[START LISTING]

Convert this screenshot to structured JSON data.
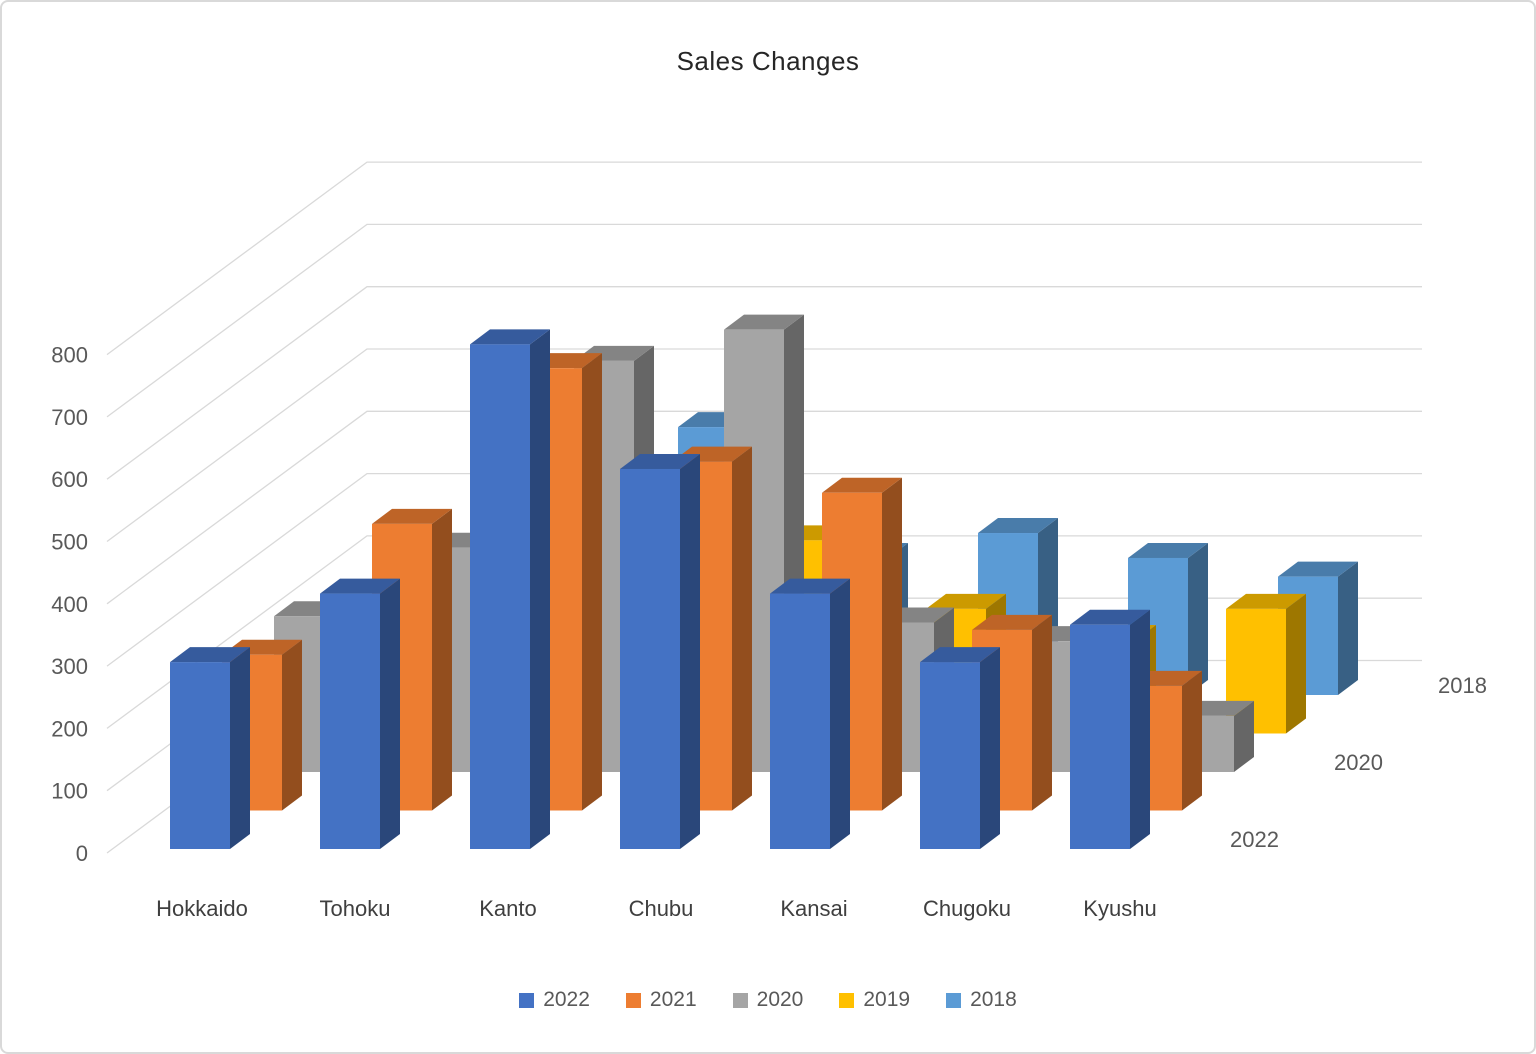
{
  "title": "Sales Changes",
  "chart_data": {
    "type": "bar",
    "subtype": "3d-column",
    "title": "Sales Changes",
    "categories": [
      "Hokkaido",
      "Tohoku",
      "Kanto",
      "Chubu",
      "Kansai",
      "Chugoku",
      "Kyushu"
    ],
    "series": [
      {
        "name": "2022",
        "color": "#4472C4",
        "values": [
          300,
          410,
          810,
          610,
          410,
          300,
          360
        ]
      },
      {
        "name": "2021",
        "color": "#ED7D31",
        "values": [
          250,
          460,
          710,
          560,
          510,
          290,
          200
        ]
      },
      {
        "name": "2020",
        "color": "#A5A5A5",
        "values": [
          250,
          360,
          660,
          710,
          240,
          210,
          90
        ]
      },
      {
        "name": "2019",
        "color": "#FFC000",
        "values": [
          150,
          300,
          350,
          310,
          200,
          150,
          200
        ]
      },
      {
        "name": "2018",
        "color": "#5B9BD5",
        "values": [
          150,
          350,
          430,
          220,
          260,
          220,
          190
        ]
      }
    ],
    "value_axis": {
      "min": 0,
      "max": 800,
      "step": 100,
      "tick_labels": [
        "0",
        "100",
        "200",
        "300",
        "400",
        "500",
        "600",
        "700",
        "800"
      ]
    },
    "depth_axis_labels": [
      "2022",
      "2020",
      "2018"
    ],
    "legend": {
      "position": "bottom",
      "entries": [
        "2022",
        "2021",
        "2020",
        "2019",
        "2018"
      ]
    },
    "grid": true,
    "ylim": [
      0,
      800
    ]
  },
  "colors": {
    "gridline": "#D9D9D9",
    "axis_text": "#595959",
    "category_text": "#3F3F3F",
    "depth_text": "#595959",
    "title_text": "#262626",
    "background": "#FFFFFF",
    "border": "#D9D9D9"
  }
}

[END LISTING]

TASK TO COMPLETE: Go through the entries above and output them exactly, without pictures.

COMPLETE OUTPUT:
Convert this screenshot to structured JSON data.
{
  "title": "Sales Changes",
  "chart_data": {
    "type": "bar",
    "subtype": "3d-column",
    "title": "Sales Changes",
    "categories": [
      "Hokkaido",
      "Tohoku",
      "Kanto",
      "Chubu",
      "Kansai",
      "Chugoku",
      "Kyushu"
    ],
    "series": [
      {
        "name": "2022",
        "color": "#4472C4",
        "values": [
          300,
          410,
          810,
          610,
          410,
          300,
          360
        ]
      },
      {
        "name": "2021",
        "color": "#ED7D31",
        "values": [
          250,
          460,
          710,
          560,
          510,
          290,
          200
        ]
      },
      {
        "name": "2020",
        "color": "#A5A5A5",
        "values": [
          250,
          360,
          660,
          710,
          240,
          210,
          90
        ]
      },
      {
        "name": "2019",
        "color": "#FFC000",
        "values": [
          150,
          300,
          350,
          310,
          200,
          150,
          200
        ]
      },
      {
        "name": "2018",
        "color": "#5B9BD5",
        "values": [
          150,
          350,
          430,
          220,
          260,
          220,
          190
        ]
      }
    ],
    "value_axis": {
      "min": 0,
      "max": 800,
      "step": 100,
      "tick_labels": [
        "0",
        "100",
        "200",
        "300",
        "400",
        "500",
        "600",
        "700",
        "800"
      ]
    },
    "depth_axis_labels": [
      "2022",
      "2020",
      "2018"
    ],
    "legend": {
      "position": "bottom",
      "entries": [
        "2022",
        "2021",
        "2020",
        "2019",
        "2018"
      ]
    },
    "grid": true,
    "ylim": [
      0,
      800
    ]
  },
  "colors": {
    "gridline": "#D9D9D9",
    "axis_text": "#595959",
    "category_text": "#3F3F3F",
    "depth_text": "#595959",
    "title_text": "#262626",
    "background": "#FFFFFF",
    "border": "#D9D9D9"
  }
}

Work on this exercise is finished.